Filter this material down to the lines that hold "サステナビリティ", copying each one.
## Start Input records
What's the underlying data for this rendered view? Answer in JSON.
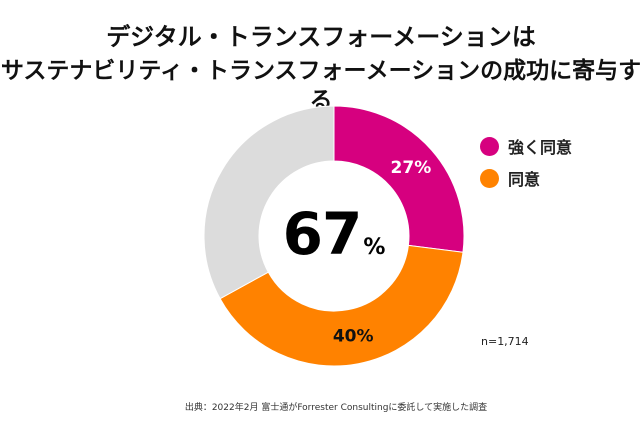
{
  "title": {
    "line1": "デジタル・トランスフォーメーションは",
    "line2": "サステナビリティ・トランスフォーメーションの成功に寄与する"
  },
  "colors": {
    "strongly_agree": "#d6007f",
    "agree": "#ff8200",
    "other": "#dcdcdc"
  },
  "chart_data": {
    "type": "pie",
    "donut": true,
    "title": "デジタル・トランスフォーメーションは サステナビリティ・トランスフォーメーションの成功に寄与する",
    "center_label": {
      "value": "67",
      "unit": "%"
    },
    "slices": [
      {
        "name": "強く同意",
        "value": 27,
        "label": "27%",
        "color": "#d6007f"
      },
      {
        "name": "同意",
        "value": 40,
        "label": "40%",
        "color": "#ff8200"
      },
      {
        "name": "",
        "value": 33,
        "label": "",
        "color": "#dcdcdc"
      }
    ],
    "legend": {
      "position": "right",
      "entries": [
        "強く同意",
        "同意"
      ]
    }
  },
  "legend": {
    "items": [
      {
        "label": "強く同意",
        "color": "#d6007f"
      },
      {
        "label": "同意",
        "color": "#ff8200"
      }
    ]
  },
  "sample_size": "n=1,714",
  "source": "出典：2022年2月 富士通がForrester Consultingに委託して実施した調査"
}
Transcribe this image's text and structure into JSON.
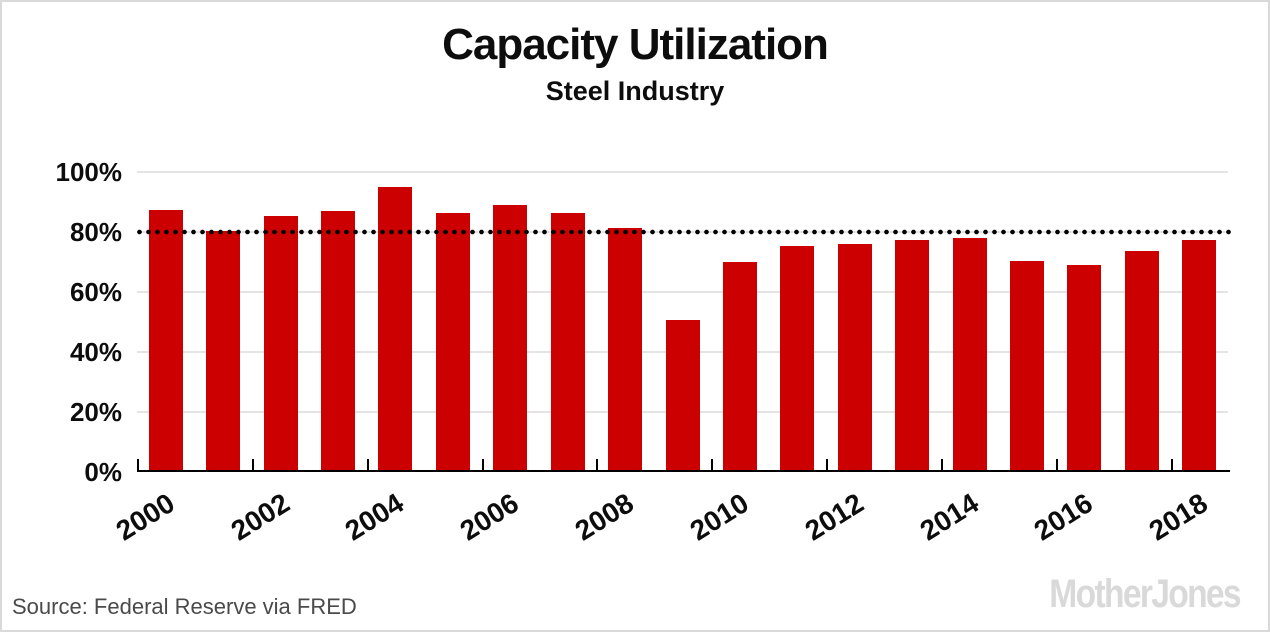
{
  "header": {
    "title": "Capacity Utilization",
    "subtitle": "Steel Industry"
  },
  "chart_data": {
    "type": "bar",
    "title": "Capacity Utilization",
    "subtitle": "Steel Industry",
    "categories": [
      2000,
      2001,
      2002,
      2003,
      2004,
      2005,
      2006,
      2007,
      2008,
      2009,
      2010,
      2011,
      2012,
      2013,
      2014,
      2015,
      2016,
      2017,
      2018
    ],
    "values": [
      87.5,
      80.2,
      85.3,
      86.9,
      94.9,
      86.5,
      89.1,
      86.2,
      81.2,
      50.8,
      69.9,
      75.4,
      75.9,
      77.2,
      77.9,
      70.4,
      69.1,
      73.7,
      77.3
    ],
    "unit": "%",
    "ylim": [
      0,
      100
    ],
    "y_tick_labels": [
      "100%",
      "80%",
      "60%",
      "40%",
      "20%",
      "0%"
    ],
    "x_tick_labels": [
      "2000",
      "2002",
      "2004",
      "2006",
      "2008",
      "2010",
      "2012",
      "2014",
      "2016",
      "2018"
    ],
    "reference_line": {
      "value": 80,
      "style": "dotted"
    },
    "colors": {
      "bar": "#cc0000",
      "grid": "#e4e4e4",
      "reference": "#000000",
      "axis": "#000000"
    },
    "grid": true,
    "legend": "none"
  },
  "footer": {
    "source": "Source: Federal Reserve via FRED",
    "brand": "MotherJones"
  }
}
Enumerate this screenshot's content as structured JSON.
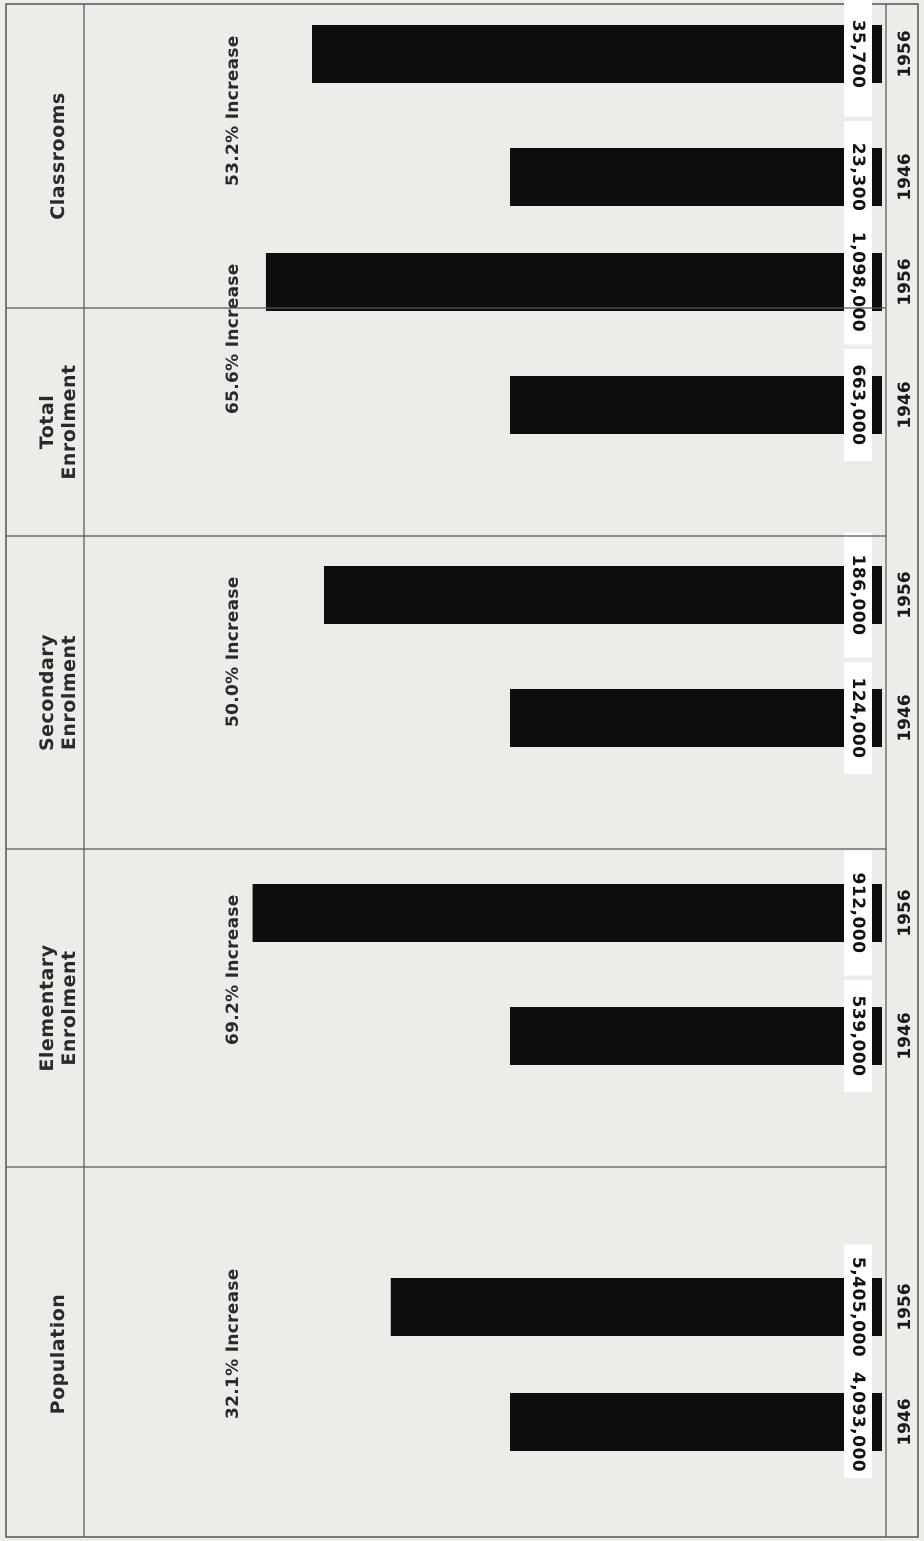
{
  "chart_data": {
    "type": "bar",
    "panels": [
      {
        "title_lines": [
          "Population"
        ],
        "increase": "32.1% Increase",
        "bars": [
          {
            "year": "1946",
            "value": 4093000,
            "label": "4,093,000"
          },
          {
            "year": "1956",
            "value": 5405000,
            "label": "5,405,000"
          }
        ]
      },
      {
        "title_lines": [
          "Elementary",
          "Enrolment"
        ],
        "increase": "69.2% Increase",
        "bars": [
          {
            "year": "1946",
            "value": 539000,
            "label": "539,000"
          },
          {
            "year": "1956",
            "value": 912000,
            "label": "912,000"
          }
        ]
      },
      {
        "title_lines": [
          "Secondary",
          "Enrolment"
        ],
        "increase": "50.0% Increase",
        "bars": [
          {
            "year": "1946",
            "value": 124000,
            "label": "124,000"
          },
          {
            "year": "1956",
            "value": 186000,
            "label": "186,000"
          }
        ]
      },
      {
        "title_lines": [
          "Total",
          "Enrolment"
        ],
        "increase": "65.6% Increase",
        "bars": [
          {
            "year": "1946",
            "value": 663000,
            "label": "663,000"
          },
          {
            "year": "1956",
            "value": 1098000,
            "label": "1,098,000"
          }
        ]
      },
      {
        "title_lines": [
          "Classrooms"
        ],
        "increase": "53.2% Increase",
        "bars": [
          {
            "year": "1946",
            "value": 23300,
            "label": "23,300"
          },
          {
            "year": "1956",
            "value": 35700,
            "label": "35,700"
          }
        ]
      }
    ]
  },
  "colors": {
    "background": "#ecece8",
    "bar": "#0d0d0d",
    "label_box": "#ffffff",
    "rule": "#555555"
  }
}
## End Input records
● Exercise result:
    "line2": "サステナビリティ・トランスフォーメーションの成功に寄与する"
    "title": "デジタル・トランスフォーメーションは サステナビリティ・トランスフォーメーションの成功に寄与する",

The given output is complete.